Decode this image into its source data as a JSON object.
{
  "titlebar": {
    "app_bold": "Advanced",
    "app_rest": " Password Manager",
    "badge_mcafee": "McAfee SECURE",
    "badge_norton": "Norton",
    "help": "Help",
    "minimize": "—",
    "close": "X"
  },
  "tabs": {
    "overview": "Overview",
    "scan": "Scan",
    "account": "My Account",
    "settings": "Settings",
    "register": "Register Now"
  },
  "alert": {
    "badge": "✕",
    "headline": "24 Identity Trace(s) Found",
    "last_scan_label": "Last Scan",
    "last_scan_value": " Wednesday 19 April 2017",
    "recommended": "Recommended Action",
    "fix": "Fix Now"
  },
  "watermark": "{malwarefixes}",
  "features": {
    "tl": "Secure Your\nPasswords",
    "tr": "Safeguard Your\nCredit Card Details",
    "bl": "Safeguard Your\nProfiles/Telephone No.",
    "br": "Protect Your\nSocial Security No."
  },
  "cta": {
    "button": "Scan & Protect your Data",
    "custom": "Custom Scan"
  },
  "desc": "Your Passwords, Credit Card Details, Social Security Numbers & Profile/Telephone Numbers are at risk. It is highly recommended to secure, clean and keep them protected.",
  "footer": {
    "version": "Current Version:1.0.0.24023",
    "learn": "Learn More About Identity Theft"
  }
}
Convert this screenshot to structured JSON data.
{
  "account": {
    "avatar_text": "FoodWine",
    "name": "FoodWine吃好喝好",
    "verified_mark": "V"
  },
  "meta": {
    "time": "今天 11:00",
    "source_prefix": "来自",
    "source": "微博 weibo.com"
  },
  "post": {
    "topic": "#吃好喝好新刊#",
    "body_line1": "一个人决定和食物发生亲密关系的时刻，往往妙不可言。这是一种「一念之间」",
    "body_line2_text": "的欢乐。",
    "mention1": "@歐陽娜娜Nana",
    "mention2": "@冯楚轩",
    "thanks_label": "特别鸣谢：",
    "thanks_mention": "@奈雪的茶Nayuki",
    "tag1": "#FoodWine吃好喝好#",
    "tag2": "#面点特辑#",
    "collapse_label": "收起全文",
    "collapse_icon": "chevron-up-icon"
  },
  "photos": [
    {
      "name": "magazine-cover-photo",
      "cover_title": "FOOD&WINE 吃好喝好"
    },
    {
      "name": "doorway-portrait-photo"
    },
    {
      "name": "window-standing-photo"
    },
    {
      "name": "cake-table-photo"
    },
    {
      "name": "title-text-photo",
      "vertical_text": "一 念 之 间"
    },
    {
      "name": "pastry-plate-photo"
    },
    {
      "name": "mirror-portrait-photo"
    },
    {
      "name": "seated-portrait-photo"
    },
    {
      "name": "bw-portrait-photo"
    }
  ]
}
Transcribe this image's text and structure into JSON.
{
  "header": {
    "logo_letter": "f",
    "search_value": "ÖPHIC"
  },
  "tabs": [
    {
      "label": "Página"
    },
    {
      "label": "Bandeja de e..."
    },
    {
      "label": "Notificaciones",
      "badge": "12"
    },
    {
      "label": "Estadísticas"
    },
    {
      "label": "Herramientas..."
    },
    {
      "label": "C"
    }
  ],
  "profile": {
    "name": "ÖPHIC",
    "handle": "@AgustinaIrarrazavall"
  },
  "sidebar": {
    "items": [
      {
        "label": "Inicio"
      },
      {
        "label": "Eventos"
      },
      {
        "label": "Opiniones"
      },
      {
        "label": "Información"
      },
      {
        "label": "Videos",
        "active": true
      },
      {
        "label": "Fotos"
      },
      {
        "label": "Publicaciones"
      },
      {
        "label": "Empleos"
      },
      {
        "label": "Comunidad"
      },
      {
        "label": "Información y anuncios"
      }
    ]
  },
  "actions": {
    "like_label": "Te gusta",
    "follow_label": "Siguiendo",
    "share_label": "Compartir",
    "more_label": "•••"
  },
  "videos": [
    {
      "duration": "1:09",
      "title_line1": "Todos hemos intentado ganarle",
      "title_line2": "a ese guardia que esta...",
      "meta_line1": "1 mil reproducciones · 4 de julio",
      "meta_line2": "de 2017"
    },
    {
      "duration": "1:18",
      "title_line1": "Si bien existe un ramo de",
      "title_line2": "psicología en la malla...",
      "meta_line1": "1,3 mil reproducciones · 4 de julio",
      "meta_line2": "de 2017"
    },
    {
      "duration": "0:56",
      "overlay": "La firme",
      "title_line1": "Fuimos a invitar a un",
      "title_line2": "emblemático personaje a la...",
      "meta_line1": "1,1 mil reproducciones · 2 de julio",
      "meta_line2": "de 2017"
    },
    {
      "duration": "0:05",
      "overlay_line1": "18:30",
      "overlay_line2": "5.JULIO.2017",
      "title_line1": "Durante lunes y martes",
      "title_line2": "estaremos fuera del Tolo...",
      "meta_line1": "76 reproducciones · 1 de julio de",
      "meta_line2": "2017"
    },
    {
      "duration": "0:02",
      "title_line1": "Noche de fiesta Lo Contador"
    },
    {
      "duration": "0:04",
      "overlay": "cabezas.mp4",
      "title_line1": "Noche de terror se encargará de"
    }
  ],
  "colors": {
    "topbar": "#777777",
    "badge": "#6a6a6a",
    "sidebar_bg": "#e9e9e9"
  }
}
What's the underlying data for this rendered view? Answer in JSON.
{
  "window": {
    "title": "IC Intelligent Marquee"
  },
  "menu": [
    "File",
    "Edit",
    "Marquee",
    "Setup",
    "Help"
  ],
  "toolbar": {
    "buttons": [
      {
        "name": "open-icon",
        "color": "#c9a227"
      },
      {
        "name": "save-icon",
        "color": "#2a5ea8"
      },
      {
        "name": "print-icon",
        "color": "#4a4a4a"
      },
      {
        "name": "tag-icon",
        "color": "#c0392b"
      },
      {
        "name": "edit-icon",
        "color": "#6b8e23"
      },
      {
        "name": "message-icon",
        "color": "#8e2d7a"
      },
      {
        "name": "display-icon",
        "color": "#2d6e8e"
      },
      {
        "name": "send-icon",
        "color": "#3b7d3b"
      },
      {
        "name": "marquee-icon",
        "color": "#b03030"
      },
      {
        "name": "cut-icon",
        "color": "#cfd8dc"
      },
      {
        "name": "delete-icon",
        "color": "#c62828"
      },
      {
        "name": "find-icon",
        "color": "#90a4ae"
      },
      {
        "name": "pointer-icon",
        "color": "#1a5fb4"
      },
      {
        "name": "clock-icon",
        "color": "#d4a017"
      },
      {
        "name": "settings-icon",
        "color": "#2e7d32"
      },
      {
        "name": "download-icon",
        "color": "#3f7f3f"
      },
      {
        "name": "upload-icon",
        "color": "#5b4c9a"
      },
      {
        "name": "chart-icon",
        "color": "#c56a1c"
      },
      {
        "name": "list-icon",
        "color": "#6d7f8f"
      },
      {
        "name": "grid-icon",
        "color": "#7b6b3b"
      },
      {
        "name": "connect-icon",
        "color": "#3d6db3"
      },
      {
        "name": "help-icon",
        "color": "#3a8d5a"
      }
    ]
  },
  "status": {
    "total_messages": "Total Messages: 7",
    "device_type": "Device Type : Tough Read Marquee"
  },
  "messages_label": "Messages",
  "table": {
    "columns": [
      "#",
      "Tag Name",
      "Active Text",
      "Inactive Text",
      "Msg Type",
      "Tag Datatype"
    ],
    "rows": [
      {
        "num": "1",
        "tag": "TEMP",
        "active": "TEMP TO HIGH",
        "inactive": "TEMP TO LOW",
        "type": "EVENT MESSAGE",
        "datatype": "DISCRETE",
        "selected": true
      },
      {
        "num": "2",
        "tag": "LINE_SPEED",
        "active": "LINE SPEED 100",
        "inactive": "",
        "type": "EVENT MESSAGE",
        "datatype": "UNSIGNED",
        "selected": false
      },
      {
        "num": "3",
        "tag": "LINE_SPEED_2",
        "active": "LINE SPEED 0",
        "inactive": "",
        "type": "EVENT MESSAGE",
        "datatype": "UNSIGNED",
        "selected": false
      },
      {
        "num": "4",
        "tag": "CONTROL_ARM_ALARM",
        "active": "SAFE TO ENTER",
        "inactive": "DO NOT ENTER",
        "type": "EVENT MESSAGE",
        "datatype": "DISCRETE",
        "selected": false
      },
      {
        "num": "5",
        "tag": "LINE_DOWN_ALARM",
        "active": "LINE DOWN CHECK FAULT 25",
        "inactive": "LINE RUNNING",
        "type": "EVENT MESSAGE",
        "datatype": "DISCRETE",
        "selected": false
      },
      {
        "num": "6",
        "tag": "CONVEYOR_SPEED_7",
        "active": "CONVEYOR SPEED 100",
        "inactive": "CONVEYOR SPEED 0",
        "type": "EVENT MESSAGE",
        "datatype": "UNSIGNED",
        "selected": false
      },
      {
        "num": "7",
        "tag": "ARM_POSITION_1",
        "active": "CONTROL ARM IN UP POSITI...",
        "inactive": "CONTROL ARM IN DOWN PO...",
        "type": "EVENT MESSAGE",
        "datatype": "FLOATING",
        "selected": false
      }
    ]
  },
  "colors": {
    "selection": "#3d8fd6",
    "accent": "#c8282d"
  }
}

- **Directive**
Report the number of lines containing the string "Card" and add nothing to it.

- **Worked answer**
2